** BEGIN Dataset content **

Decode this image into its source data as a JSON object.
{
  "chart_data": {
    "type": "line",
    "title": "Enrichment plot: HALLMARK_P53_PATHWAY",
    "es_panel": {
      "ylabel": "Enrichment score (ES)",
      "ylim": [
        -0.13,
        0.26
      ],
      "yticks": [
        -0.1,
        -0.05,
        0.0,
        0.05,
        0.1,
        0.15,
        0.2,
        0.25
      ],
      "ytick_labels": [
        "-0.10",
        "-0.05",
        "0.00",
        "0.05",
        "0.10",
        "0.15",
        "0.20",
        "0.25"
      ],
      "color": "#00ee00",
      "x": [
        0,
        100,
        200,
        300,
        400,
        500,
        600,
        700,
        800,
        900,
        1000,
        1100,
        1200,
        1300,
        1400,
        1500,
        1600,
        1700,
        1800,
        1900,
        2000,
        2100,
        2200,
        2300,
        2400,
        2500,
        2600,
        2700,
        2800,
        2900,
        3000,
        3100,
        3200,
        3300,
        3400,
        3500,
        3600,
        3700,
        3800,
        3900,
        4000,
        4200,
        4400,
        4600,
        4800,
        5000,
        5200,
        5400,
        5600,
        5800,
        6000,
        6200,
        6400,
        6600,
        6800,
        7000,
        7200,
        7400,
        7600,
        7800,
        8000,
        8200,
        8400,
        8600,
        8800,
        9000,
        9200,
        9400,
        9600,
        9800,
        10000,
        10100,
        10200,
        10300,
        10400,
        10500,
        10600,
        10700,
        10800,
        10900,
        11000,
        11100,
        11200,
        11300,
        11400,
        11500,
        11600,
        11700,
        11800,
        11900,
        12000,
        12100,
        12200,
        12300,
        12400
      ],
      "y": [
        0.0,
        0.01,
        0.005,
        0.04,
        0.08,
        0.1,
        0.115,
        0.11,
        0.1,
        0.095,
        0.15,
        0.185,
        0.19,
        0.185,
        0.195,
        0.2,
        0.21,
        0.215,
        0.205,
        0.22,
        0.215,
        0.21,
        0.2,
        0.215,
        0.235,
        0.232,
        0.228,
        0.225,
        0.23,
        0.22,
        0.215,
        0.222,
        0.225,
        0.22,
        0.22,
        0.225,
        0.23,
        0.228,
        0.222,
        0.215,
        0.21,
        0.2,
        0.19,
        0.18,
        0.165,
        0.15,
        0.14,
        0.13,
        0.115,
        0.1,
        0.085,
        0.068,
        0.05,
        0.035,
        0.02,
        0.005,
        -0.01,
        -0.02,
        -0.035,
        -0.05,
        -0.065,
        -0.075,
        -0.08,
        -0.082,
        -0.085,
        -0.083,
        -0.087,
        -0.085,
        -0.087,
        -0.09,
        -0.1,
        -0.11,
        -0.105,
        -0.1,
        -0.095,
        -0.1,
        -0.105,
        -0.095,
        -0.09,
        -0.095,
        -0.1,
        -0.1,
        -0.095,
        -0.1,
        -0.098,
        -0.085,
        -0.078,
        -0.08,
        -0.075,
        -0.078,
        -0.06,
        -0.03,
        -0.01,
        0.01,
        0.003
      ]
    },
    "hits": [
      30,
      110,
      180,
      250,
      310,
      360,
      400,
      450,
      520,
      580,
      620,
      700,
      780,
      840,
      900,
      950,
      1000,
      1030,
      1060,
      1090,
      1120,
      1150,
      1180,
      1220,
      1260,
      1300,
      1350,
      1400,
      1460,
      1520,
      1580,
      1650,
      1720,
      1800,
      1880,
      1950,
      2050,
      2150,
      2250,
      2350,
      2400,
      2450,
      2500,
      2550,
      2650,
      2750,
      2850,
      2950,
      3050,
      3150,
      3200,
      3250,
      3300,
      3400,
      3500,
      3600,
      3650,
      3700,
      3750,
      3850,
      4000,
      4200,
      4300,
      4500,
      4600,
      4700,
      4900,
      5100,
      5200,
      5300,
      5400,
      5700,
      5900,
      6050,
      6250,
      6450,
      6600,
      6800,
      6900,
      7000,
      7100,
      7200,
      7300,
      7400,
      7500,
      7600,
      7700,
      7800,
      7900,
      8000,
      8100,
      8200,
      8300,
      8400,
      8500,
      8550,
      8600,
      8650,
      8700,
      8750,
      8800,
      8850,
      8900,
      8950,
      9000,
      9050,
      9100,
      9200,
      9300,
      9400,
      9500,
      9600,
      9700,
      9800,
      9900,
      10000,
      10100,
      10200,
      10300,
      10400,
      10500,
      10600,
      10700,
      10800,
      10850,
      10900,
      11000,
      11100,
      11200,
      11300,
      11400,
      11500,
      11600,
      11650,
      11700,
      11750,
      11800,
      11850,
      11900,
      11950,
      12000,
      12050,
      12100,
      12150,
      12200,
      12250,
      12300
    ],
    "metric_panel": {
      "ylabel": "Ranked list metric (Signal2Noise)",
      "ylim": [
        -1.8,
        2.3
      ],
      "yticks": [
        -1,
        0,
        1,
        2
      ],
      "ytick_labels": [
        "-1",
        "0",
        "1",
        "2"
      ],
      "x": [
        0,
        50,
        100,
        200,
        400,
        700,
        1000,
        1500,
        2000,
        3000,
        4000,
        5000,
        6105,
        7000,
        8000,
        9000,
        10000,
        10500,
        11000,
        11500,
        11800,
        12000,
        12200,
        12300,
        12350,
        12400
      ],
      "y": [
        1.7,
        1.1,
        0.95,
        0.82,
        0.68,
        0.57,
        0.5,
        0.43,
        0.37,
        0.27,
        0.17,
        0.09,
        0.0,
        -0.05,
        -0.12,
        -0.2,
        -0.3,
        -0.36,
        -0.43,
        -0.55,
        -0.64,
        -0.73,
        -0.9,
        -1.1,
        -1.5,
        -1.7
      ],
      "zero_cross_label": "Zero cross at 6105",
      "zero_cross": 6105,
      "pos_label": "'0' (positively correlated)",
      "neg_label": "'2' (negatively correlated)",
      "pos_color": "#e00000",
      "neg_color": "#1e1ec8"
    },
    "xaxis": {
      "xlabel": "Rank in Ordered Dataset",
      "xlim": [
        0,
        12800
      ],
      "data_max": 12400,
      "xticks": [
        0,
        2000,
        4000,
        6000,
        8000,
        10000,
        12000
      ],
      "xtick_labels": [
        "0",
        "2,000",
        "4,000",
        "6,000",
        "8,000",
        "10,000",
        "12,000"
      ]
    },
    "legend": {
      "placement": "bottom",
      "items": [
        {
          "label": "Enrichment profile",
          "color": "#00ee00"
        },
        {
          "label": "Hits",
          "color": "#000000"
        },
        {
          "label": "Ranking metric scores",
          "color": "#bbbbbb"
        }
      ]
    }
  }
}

** END Dataset content **

* Work instructions: Search the entries for the word "Enrichment" and copy every line that has it.

* Reply:
    "title": "Enrichment plot: HALLMARK_P53_PATHWAY",
      "ylabel": "Enrichment score (ES)",
          "label": "Enrichment profile",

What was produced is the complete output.